**Task prompt**
Tally the lines with the word "Output" and report the number alone.

:: Record set ::

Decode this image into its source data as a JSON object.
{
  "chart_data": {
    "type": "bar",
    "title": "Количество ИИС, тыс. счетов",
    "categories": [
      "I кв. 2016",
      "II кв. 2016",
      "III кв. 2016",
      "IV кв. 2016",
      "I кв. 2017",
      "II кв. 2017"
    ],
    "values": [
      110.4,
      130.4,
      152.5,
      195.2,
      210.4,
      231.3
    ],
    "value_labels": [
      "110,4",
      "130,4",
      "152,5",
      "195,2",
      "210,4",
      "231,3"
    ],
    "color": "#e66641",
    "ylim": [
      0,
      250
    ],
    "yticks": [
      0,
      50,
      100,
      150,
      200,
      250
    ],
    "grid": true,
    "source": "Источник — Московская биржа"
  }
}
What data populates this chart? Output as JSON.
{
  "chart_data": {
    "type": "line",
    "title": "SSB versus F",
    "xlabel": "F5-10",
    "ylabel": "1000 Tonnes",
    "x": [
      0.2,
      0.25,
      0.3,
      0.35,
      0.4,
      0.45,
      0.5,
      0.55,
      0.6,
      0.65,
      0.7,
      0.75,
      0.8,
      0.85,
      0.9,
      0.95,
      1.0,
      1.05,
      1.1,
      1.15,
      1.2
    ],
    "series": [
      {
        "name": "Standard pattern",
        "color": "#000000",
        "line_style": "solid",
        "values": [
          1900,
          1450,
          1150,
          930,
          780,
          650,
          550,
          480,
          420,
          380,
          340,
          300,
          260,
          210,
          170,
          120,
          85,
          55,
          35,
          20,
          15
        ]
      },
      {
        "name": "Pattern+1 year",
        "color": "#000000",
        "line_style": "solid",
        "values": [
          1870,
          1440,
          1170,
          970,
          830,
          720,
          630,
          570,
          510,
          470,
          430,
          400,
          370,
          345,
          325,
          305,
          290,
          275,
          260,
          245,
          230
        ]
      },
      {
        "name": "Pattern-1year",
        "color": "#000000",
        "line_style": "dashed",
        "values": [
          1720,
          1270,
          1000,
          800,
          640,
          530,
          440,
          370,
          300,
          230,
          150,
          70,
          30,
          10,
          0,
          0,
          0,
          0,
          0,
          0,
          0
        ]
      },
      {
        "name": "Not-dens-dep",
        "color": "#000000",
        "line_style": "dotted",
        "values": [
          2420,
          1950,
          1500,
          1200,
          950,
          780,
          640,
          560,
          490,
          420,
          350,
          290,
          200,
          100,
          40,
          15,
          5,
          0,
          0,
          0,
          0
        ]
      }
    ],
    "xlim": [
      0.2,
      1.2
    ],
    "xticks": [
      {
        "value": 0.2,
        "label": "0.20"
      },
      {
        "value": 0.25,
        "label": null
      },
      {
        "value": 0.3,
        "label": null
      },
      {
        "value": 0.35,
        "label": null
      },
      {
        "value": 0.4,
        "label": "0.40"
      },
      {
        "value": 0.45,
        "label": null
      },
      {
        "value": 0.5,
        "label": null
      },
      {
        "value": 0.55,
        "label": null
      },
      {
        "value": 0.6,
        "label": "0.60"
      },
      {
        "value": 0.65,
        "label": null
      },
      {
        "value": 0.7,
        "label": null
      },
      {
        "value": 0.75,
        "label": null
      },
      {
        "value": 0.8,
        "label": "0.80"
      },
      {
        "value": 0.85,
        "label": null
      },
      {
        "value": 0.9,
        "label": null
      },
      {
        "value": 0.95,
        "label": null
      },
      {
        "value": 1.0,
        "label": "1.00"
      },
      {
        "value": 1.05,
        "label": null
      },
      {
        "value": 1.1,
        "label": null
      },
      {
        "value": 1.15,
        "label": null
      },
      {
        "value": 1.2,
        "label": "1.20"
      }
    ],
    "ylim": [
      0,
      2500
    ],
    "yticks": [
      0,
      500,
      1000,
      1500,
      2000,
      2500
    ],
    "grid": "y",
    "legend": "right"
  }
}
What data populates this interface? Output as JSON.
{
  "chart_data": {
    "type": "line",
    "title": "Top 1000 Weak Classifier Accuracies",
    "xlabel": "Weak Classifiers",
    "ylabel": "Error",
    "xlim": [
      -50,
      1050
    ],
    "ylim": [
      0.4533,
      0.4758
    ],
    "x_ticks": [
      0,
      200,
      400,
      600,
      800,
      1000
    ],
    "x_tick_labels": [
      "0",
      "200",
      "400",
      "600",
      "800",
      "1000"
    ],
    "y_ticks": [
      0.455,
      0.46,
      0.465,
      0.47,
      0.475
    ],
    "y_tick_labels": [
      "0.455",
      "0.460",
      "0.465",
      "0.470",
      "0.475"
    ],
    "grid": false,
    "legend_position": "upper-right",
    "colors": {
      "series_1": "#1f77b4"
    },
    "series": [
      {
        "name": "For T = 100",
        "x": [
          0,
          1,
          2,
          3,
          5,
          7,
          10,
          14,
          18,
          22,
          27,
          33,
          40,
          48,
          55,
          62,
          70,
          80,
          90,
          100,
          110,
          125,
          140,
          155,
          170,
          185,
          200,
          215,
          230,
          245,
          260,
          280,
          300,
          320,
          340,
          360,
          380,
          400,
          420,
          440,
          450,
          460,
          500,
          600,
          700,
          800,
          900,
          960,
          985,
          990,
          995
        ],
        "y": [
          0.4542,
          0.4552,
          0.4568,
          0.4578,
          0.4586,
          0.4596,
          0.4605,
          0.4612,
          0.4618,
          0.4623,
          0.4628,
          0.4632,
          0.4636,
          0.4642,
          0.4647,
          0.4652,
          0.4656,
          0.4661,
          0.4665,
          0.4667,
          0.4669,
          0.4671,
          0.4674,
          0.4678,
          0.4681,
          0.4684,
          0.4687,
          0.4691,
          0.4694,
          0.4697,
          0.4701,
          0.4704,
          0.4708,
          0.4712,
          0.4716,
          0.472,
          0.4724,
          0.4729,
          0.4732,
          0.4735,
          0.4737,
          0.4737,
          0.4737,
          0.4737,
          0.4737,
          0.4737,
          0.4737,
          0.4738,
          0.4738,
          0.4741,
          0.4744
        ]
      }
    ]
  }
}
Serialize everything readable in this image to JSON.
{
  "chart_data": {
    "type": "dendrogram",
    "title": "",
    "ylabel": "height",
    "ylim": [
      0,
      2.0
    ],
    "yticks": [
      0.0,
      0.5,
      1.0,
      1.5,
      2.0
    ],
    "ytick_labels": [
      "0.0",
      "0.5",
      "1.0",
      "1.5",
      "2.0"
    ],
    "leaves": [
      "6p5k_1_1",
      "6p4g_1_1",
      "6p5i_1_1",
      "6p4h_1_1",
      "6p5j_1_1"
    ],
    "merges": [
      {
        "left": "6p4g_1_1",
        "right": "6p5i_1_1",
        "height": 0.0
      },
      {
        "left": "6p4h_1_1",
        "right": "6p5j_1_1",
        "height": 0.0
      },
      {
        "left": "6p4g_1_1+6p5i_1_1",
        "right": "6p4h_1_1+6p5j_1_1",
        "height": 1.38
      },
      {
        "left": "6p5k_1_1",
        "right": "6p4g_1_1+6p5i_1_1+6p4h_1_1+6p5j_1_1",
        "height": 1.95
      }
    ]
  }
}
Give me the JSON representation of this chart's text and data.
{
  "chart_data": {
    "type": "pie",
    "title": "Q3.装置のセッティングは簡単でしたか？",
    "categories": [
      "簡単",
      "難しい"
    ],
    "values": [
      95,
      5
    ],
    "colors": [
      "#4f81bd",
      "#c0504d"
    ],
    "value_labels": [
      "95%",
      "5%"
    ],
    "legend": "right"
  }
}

:::

**Answer to this exercise**
2